§ **Objective**:
Every record must appear in your copy exactly as written, with no pictures.

§ **Task data**:

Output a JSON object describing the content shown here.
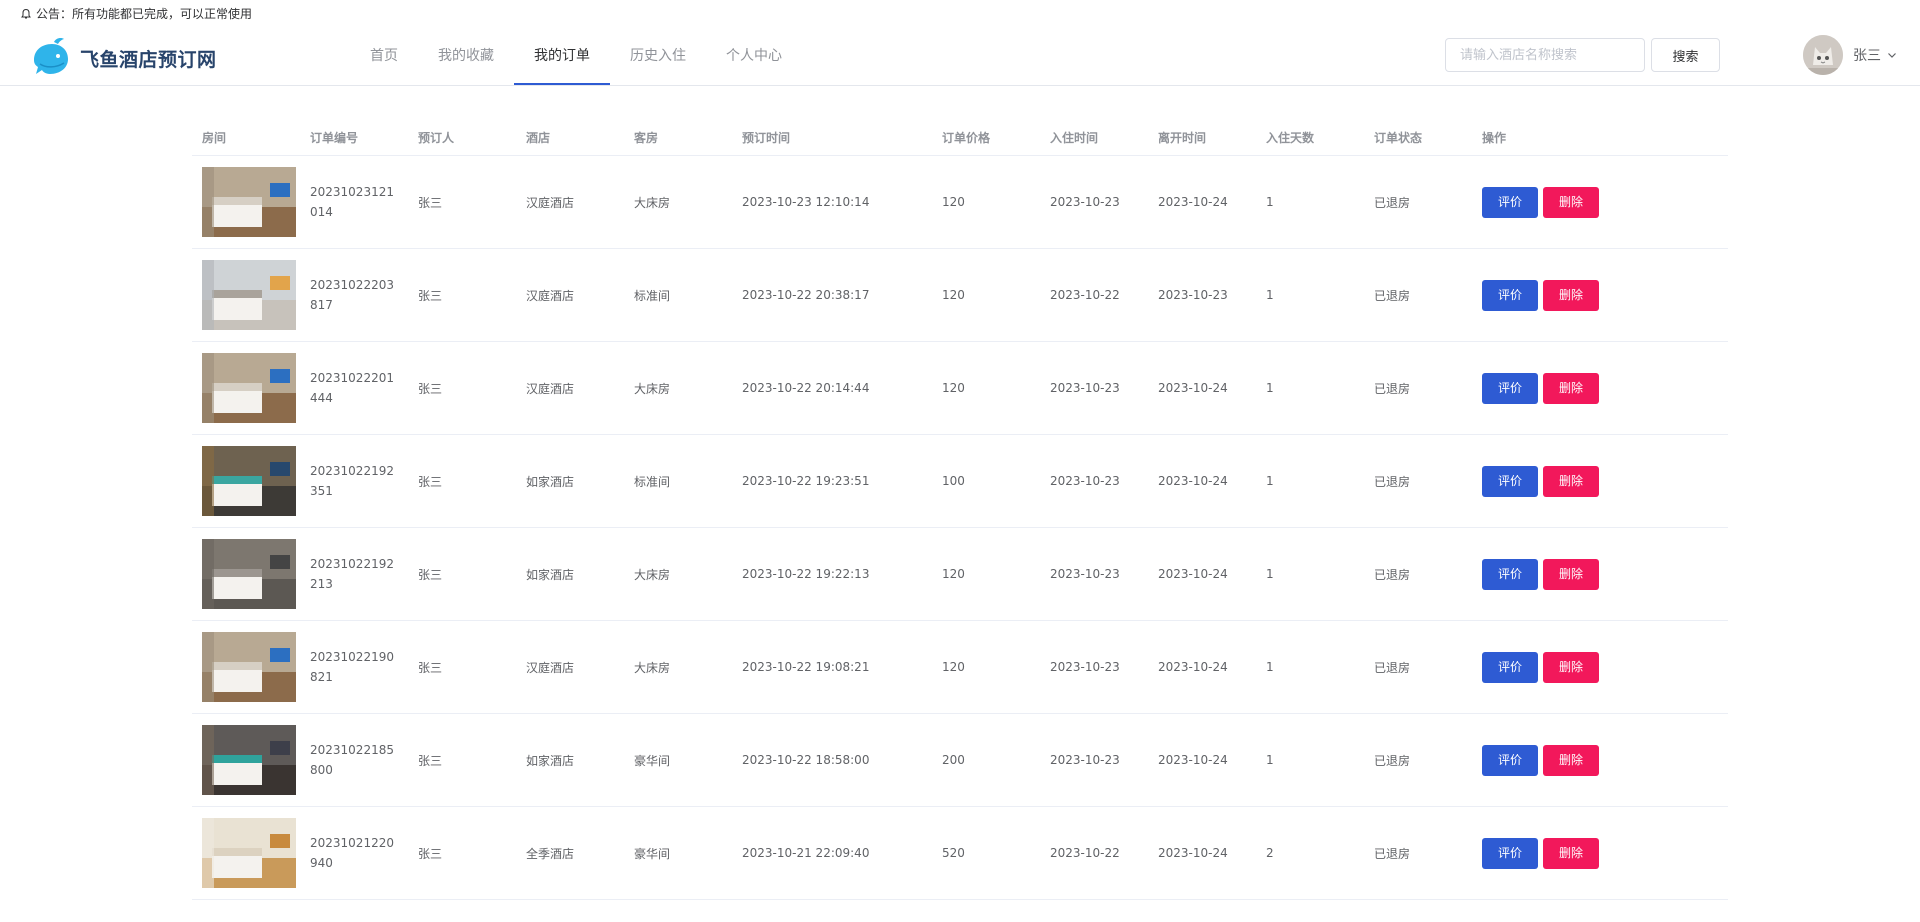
{
  "notice": {
    "text": "公告：所有功能都已完成，可以正常使用"
  },
  "logo": {
    "text": "飞鱼酒店预订网"
  },
  "nav": [
    {
      "label": "首页",
      "active": false
    },
    {
      "label": "我的收藏",
      "active": false
    },
    {
      "label": "我的订单",
      "active": true
    },
    {
      "label": "历史入住",
      "active": false
    },
    {
      "label": "个人中心",
      "active": false
    }
  ],
  "search": {
    "placeholder": "请输入酒店名称搜索",
    "button": "搜索"
  },
  "user": {
    "name": "张三"
  },
  "colors": {
    "primary": "#2e5bd3",
    "danger": "#f2185b",
    "logo": "#28446b"
  },
  "table": {
    "headers": [
      "房间",
      "订单编号",
      "预订人",
      "酒店",
      "客房",
      "预订时间",
      "订单价格",
      "入住时间",
      "离开时间",
      "入住天数",
      "订单状态",
      "操作"
    ],
    "rows": [
      {
        "order_no": "20231023121014",
        "booker": "张三",
        "hotel": "汉庭酒店",
        "room": "大床房",
        "booked_at": "2023-10-23 12:10:14",
        "price": "120",
        "checkin": "2023-10-23",
        "checkout": "2023-10-24",
        "days": "1",
        "status": "已退房",
        "eval": "评价",
        "del": "删除"
      },
      {
        "order_no": "20231022203817",
        "booker": "张三",
        "hotel": "汉庭酒店",
        "room": "标准间",
        "booked_at": "2023-10-22 20:38:17",
        "price": "120",
        "checkin": "2023-10-22",
        "checkout": "2023-10-23",
        "days": "1",
        "status": "已退房",
        "eval": "评价",
        "del": "删除"
      },
      {
        "order_no": "20231022201444",
        "booker": "张三",
        "hotel": "汉庭酒店",
        "room": "大床房",
        "booked_at": "2023-10-22 20:14:44",
        "price": "120",
        "checkin": "2023-10-23",
        "checkout": "2023-10-24",
        "days": "1",
        "status": "已退房",
        "eval": "评价",
        "del": "删除"
      },
      {
        "order_no": "20231022192351",
        "booker": "张三",
        "hotel": "如家酒店",
        "room": "标准间",
        "booked_at": "2023-10-22 19:23:51",
        "price": "100",
        "checkin": "2023-10-23",
        "checkout": "2023-10-24",
        "days": "1",
        "status": "已退房",
        "eval": "评价",
        "del": "删除"
      },
      {
        "order_no": "20231022192213",
        "booker": "张三",
        "hotel": "如家酒店",
        "room": "大床房",
        "booked_at": "2023-10-22 19:22:13",
        "price": "120",
        "checkin": "2023-10-23",
        "checkout": "2023-10-24",
        "days": "1",
        "status": "已退房",
        "eval": "评价",
        "del": "删除"
      },
      {
        "order_no": "20231022190821",
        "booker": "张三",
        "hotel": "汉庭酒店",
        "room": "大床房",
        "booked_at": "2023-10-22 19:08:21",
        "price": "120",
        "checkin": "2023-10-23",
        "checkout": "2023-10-24",
        "days": "1",
        "status": "已退房",
        "eval": "评价",
        "del": "删除"
      },
      {
        "order_no": "20231022185800",
        "booker": "张三",
        "hotel": "如家酒店",
        "room": "豪华间",
        "booked_at": "2023-10-22 18:58:00",
        "price": "200",
        "checkin": "2023-10-23",
        "checkout": "2023-10-24",
        "days": "1",
        "status": "已退房",
        "eval": "评价",
        "del": "删除"
      },
      {
        "order_no": "20231021220940",
        "booker": "张三",
        "hotel": "全季酒店",
        "room": "豪华间",
        "booked_at": "2023-10-21 22:09:40",
        "price": "520",
        "checkin": "2023-10-22",
        "checkout": "2023-10-24",
        "days": "2",
        "status": "已退房",
        "eval": "评价",
        "del": "删除"
      }
    ]
  }
}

§ **The answer**:
Output a JSON object describing the content shown here.
{
  "notice": {
    "text": "公告：所有功能都已完成，可以正常使用"
  },
  "logo": {
    "text": "飞鱼酒店预订网"
  },
  "nav": [
    {
      "label": "首页",
      "active": false
    },
    {
      "label": "我的收藏",
      "active": false
    },
    {
      "label": "我的订单",
      "active": true
    },
    {
      "label": "历史入住",
      "active": false
    },
    {
      "label": "个人中心",
      "active": false
    }
  ],
  "search": {
    "placeholder": "请输入酒店名称搜索",
    "button": "搜索"
  },
  "user": {
    "name": "张三"
  },
  "colors": {
    "primary": "#2e5bd3",
    "danger": "#f2185b",
    "logo": "#28446b"
  },
  "table": {
    "headers": [
      "房间",
      "订单编号",
      "预订人",
      "酒店",
      "客房",
      "预订时间",
      "订单价格",
      "入住时间",
      "离开时间",
      "入住天数",
      "订单状态",
      "操作"
    ],
    "rows": [
      {
        "order_no": "20231023121014",
        "booker": "张三",
        "hotel": "汉庭酒店",
        "room": "大床房",
        "booked_at": "2023-10-23 12:10:14",
        "price": "120",
        "checkin": "2023-10-23",
        "checkout": "2023-10-24",
        "days": "1",
        "status": "已退房",
        "eval": "评价",
        "del": "删除"
      },
      {
        "order_no": "20231022203817",
        "booker": "张三",
        "hotel": "汉庭酒店",
        "room": "标准间",
        "booked_at": "2023-10-22 20:38:17",
        "price": "120",
        "checkin": "2023-10-22",
        "checkout": "2023-10-23",
        "days": "1",
        "status": "已退房",
        "eval": "评价",
        "del": "删除"
      },
      {
        "order_no": "20231022201444",
        "booker": "张三",
        "hotel": "汉庭酒店",
        "room": "大床房",
        "booked_at": "2023-10-22 20:14:44",
        "price": "120",
        "checkin": "2023-10-23",
        "checkout": "2023-10-24",
        "days": "1",
        "status": "已退房",
        "eval": "评价",
        "del": "删除"
      },
      {
        "order_no": "20231022192351",
        "booker": "张三",
        "hotel": "如家酒店",
        "room": "标准间",
        "booked_at": "2023-10-22 19:23:51",
        "price": "100",
        "checkin": "2023-10-23",
        "checkout": "2023-10-24",
        "days": "1",
        "status": "已退房",
        "eval": "评价",
        "del": "删除"
      },
      {
        "order_no": "20231022192213",
        "booker": "张三",
        "hotel": "如家酒店",
        "room": "大床房",
        "booked_at": "2023-10-22 19:22:13",
        "price": "120",
        "checkin": "2023-10-23",
        "checkout": "2023-10-24",
        "days": "1",
        "status": "已退房",
        "eval": "评价",
        "del": "删除"
      },
      {
        "order_no": "20231022190821",
        "booker": "张三",
        "hotel": "汉庭酒店",
        "room": "大床房",
        "booked_at": "2023-10-22 19:08:21",
        "price": "120",
        "checkin": "2023-10-23",
        "checkout": "2023-10-24",
        "days": "1",
        "status": "已退房",
        "eval": "评价",
        "del": "删除"
      },
      {
        "order_no": "20231022185800",
        "booker": "张三",
        "hotel": "如家酒店",
        "room": "豪华间",
        "booked_at": "2023-10-22 18:58:00",
        "price": "200",
        "checkin": "2023-10-23",
        "checkout": "2023-10-24",
        "days": "1",
        "status": "已退房",
        "eval": "评价",
        "del": "删除"
      },
      {
        "order_no": "20231021220940",
        "booker": "张三",
        "hotel": "全季酒店",
        "room": "豪华间",
        "booked_at": "2023-10-21 22:09:40",
        "price": "520",
        "checkin": "2023-10-22",
        "checkout": "2023-10-24",
        "days": "2",
        "status": "已退房",
        "eval": "评价",
        "del": "删除"
      }
    ]
  }
}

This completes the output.